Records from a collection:

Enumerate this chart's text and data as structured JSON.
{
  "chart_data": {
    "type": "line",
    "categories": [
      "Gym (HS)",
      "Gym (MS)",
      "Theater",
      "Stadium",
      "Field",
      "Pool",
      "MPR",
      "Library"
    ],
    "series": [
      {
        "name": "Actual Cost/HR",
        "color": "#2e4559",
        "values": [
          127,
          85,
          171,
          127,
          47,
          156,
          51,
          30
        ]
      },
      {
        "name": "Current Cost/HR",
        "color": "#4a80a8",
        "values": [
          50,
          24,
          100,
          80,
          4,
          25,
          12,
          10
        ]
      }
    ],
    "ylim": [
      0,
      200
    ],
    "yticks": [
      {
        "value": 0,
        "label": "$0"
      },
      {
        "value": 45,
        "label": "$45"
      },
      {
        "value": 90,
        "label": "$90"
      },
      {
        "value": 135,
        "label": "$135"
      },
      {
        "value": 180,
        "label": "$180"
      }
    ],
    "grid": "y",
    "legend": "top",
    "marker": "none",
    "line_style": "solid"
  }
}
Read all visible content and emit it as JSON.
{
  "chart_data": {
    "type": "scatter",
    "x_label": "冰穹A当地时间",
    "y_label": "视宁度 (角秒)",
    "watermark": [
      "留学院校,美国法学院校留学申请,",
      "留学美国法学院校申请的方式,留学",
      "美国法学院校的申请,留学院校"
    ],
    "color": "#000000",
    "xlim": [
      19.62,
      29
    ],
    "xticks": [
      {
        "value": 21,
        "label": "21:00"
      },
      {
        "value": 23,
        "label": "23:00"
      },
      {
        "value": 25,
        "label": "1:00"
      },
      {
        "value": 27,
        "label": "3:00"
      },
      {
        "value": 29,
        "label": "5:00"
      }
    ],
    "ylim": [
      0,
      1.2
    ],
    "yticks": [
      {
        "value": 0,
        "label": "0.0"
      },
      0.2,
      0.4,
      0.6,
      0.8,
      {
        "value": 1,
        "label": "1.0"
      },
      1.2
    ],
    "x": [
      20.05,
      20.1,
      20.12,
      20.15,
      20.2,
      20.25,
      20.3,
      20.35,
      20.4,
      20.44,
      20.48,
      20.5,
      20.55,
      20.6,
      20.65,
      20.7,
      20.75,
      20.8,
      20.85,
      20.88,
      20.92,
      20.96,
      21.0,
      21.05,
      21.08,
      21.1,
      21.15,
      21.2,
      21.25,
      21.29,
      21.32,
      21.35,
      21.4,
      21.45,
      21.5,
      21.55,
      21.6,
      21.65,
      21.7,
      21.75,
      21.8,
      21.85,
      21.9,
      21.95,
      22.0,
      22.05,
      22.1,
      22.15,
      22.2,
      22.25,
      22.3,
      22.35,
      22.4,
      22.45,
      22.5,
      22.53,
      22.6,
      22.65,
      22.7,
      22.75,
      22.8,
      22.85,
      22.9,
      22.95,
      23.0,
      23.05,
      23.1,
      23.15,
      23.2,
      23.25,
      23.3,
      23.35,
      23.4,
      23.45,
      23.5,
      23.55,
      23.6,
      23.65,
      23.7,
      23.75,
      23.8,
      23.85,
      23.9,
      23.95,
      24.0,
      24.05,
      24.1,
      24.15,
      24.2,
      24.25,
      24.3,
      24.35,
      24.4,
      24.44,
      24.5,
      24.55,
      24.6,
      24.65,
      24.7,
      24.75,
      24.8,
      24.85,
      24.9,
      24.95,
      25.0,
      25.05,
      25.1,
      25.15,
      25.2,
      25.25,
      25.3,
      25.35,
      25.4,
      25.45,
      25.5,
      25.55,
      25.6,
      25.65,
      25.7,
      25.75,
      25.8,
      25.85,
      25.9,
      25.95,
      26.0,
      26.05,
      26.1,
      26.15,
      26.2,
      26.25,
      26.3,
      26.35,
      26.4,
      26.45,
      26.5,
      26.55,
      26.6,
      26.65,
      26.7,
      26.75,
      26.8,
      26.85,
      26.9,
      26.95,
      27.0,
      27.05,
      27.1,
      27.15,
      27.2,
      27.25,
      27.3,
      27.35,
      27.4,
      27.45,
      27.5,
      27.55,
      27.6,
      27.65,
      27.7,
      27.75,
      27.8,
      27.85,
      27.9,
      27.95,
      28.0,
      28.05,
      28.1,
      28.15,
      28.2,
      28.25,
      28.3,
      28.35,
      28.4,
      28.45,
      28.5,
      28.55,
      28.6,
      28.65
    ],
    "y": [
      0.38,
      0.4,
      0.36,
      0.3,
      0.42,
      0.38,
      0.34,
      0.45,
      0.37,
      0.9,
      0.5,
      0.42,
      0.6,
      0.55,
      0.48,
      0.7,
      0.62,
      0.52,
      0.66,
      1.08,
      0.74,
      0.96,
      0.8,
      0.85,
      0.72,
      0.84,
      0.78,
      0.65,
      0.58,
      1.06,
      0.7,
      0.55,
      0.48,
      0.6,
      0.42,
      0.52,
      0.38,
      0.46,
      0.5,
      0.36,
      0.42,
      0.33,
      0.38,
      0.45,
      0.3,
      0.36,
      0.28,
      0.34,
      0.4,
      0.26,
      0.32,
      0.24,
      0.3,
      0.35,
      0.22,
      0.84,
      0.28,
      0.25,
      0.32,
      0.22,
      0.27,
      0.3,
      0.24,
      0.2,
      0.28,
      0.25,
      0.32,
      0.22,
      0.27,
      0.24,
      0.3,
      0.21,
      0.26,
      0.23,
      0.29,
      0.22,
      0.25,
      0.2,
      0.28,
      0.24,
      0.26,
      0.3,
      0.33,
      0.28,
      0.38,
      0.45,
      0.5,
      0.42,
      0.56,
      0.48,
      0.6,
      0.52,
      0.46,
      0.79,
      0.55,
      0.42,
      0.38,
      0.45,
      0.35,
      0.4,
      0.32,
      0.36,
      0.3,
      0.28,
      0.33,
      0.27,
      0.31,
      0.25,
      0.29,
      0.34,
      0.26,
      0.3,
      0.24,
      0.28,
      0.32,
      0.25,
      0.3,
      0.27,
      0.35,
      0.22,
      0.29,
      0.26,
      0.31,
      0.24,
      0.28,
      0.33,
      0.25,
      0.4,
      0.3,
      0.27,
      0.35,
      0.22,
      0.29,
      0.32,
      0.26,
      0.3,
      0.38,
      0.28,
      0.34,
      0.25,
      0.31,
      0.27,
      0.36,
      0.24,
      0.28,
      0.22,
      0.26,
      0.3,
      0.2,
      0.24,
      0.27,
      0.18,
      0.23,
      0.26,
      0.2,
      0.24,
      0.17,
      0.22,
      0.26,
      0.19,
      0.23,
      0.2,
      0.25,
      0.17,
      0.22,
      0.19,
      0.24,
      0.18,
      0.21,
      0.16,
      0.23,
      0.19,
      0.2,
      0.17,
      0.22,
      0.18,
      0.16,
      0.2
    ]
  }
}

▶ _INSTRUCTION_:
Reproduce each record exactly as it appears.

▶ _RESULT FOR THIS TASK_:
Enumerate this chart's text and data as structured JSON.
{
  "chart_data": {
    "type": "line",
    "categories": [
      "Gym (HS)",
      "Gym (MS)",
      "Theater",
      "Stadium",
      "Field",
      "Pool",
      "MPR",
      "Library"
    ],
    "series": [
      {
        "name": "Actual Cost/HR",
        "color": "#2e4559",
        "values": [
          127,
          85,
          171,
          127,
          47,
          156,
          51,
          30
        ]
      },
      {
        "name": "Current Cost/HR",
        "color": "#4a80a8",
        "values": [
          50,
          24,
          100,
          80,
          4,
          25,
          12,
          10
        ]
      }
    ],
    "ylim": [
      0,
      200
    ],
    "yticks": [
      {
        "value": 0,
        "label": "$0"
      },
      {
        "value": 45,
        "label": "$45"
      },
      {
        "value": 90,
        "label": "$90"
      },
      {
        "value": 135,
        "label": "$135"
      },
      {
        "value": 180,
        "label": "$180"
      }
    ],
    "grid": "y",
    "legend": "top",
    "marker": "none",
    "line_style": "solid"
  }
}
Read all visible content and emit it as JSON.
{
  "chart_data": {
    "type": "scatter",
    "x_label": "冰穹A当地时间",
    "y_label": "视宁度 (角秒)",
    "watermark": [
      "留学院校,美国法学院校留学申请,",
      "留学美国法学院校申请的方式,留学",
      "美国法学院校的申请,留学院校"
    ],
    "color": "#000000",
    "xlim": [
      19.62,
      29
    ],
    "xticks": [
      {
        "value": 21,
        "label": "21:00"
      },
      {
        "value": 23,
        "label": "23:00"
      },
      {
        "value": 25,
        "label": "1:00"
      },
      {
        "value": 27,
        "label": "3:00"
      },
      {
        "value": 29,
        "label": "5:00"
      }
    ],
    "ylim": [
      0,
      1.2
    ],
    "yticks": [
      {
        "value": 0,
        "label": "0.0"
      },
      0.2,
      0.4,
      0.6,
      0.8,
      {
        "value": 1,
        "label": "1.0"
      },
      1.2
    ],
    "x": [
      20.05,
      20.1,
      20.12,
      20.15,
      20.2,
      20.25,
      20.3,
      20.35,
      20.4,
      20.44,
      20.48,
      20.5,
      20.55,
      20.6,
      20.65,
      20.7,
      20.75,
      20.8,
      20.85,
      20.88,
      20.92,
      20.96,
      21.0,
      21.05,
      21.08,
      21.1,
      21.15,
      21.2,
      21.25,
      21.29,
      21.32,
      21.35,
      21.4,
      21.45,
      21.5,
      21.55,
      21.6,
      21.65,
      21.7,
      21.75,
      21.8,
      21.85,
      21.9,
      21.95,
      22.0,
      22.05,
      22.1,
      22.15,
      22.2,
      22.25,
      22.3,
      22.35,
      22.4,
      22.45,
      22.5,
      22.53,
      22.6,
      22.65,
      22.7,
      22.75,
      22.8,
      22.85,
      22.9,
      22.95,
      23.0,
      23.05,
      23.1,
      23.15,
      23.2,
      23.25,
      23.3,
      23.35,
      23.4,
      23.45,
      23.5,
      23.55,
      23.6,
      23.65,
      23.7,
      23.75,
      23.8,
      23.85,
      23.9,
      23.95,
      24.0,
      24.05,
      24.1,
      24.15,
      24.2,
      24.25,
      24.3,
      24.35,
      24.4,
      24.44,
      24.5,
      24.55,
      24.6,
      24.65,
      24.7,
      24.75,
      24.8,
      24.85,
      24.9,
      24.95,
      25.0,
      25.05,
      25.1,
      25.15,
      25.2,
      25.25,
      25.3,
      25.35,
      25.4,
      25.45,
      25.5,
      25.55,
      25.6,
      25.65,
      25.7,
      25.75,
      25.8,
      25.85,
      25.9,
      25.95,
      26.0,
      26.05,
      26.1,
      26.15,
      26.2,
      26.25,
      26.3,
      26.35,
      26.4,
      26.45,
      26.5,
      26.55,
      26.6,
      26.65,
      26.7,
      26.75,
      26.8,
      26.85,
      26.9,
      26.95,
      27.0,
      27.05,
      27.1,
      27.15,
      27.2,
      27.25,
      27.3,
      27.35,
      27.4,
      27.45,
      27.5,
      27.55,
      27.6,
      27.65,
      27.7,
      27.75,
      27.8,
      27.85,
      27.9,
      27.95,
      28.0,
      28.05,
      28.1,
      28.15,
      28.2,
      28.25,
      28.3,
      28.35,
      28.4,
      28.45,
      28.5,
      28.55,
      28.6,
      28.65
    ],
    "y": [
      0.38,
      0.4,
      0.36,
      0.3,
      0.42,
      0.38,
      0.34,
      0.45,
      0.37,
      0.9,
      0.5,
      0.42,
      0.6,
      0.55,
      0.48,
      0.7,
      0.62,
      0.52,
      0.66,
      1.08,
      0.74,
      0.96,
      0.8,
      0.85,
      0.72,
      0.84,
      0.78,
      0.65,
      0.58,
      1.06,
      0.7,
      0.55,
      0.48,
      0.6,
      0.42,
      0.52,
      0.38,
      0.46,
      0.5,
      0.36,
      0.42,
      0.33,
      0.38,
      0.45,
      0.3,
      0.36,
      0.28,
      0.34,
      0.4,
      0.26,
      0.32,
      0.24,
      0.3,
      0.35,
      0.22,
      0.84,
      0.28,
      0.25,
      0.32,
      0.22,
      0.27,
      0.3,
      0.24,
      0.2,
      0.28,
      0.25,
      0.32,
      0.22,
      0.27,
      0.24,
      0.3,
      0.21,
      0.26,
      0.23,
      0.29,
      0.22,
      0.25,
      0.2,
      0.28,
      0.24,
      0.26,
      0.3,
      0.33,
      0.28,
      0.38,
      0.45,
      0.5,
      0.42,
      0.56,
      0.48,
      0.6,
      0.52,
      0.46,
      0.79,
      0.55,
      0.42,
      0.38,
      0.45,
      0.35,
      0.4,
      0.32,
      0.36,
      0.3,
      0.28,
      0.33,
      0.27,
      0.31,
      0.25,
      0.29,
      0.34,
      0.26,
      0.3,
      0.24,
      0.28,
      0.32,
      0.25,
      0.3,
      0.27,
      0.35,
      0.22,
      0.29,
      0.26,
      0.31,
      0.24,
      0.28,
      0.33,
      0.25,
      0.4,
      0.3,
      0.27,
      0.35,
      0.22,
      0.29,
      0.32,
      0.26,
      0.3,
      0.38,
      0.28,
      0.34,
      0.25,
      0.31,
      0.27,
      0.36,
      0.24,
      0.28,
      0.22,
      0.26,
      0.3,
      0.2,
      0.24,
      0.27,
      0.18,
      0.23,
      0.26,
      0.2,
      0.24,
      0.17,
      0.22,
      0.26,
      0.19,
      0.23,
      0.2,
      0.25,
      0.17,
      0.22,
      0.19,
      0.24,
      0.18,
      0.21,
      0.16,
      0.23,
      0.19,
      0.2,
      0.17,
      0.22,
      0.18,
      0.16,
      0.2
    ]
  }
}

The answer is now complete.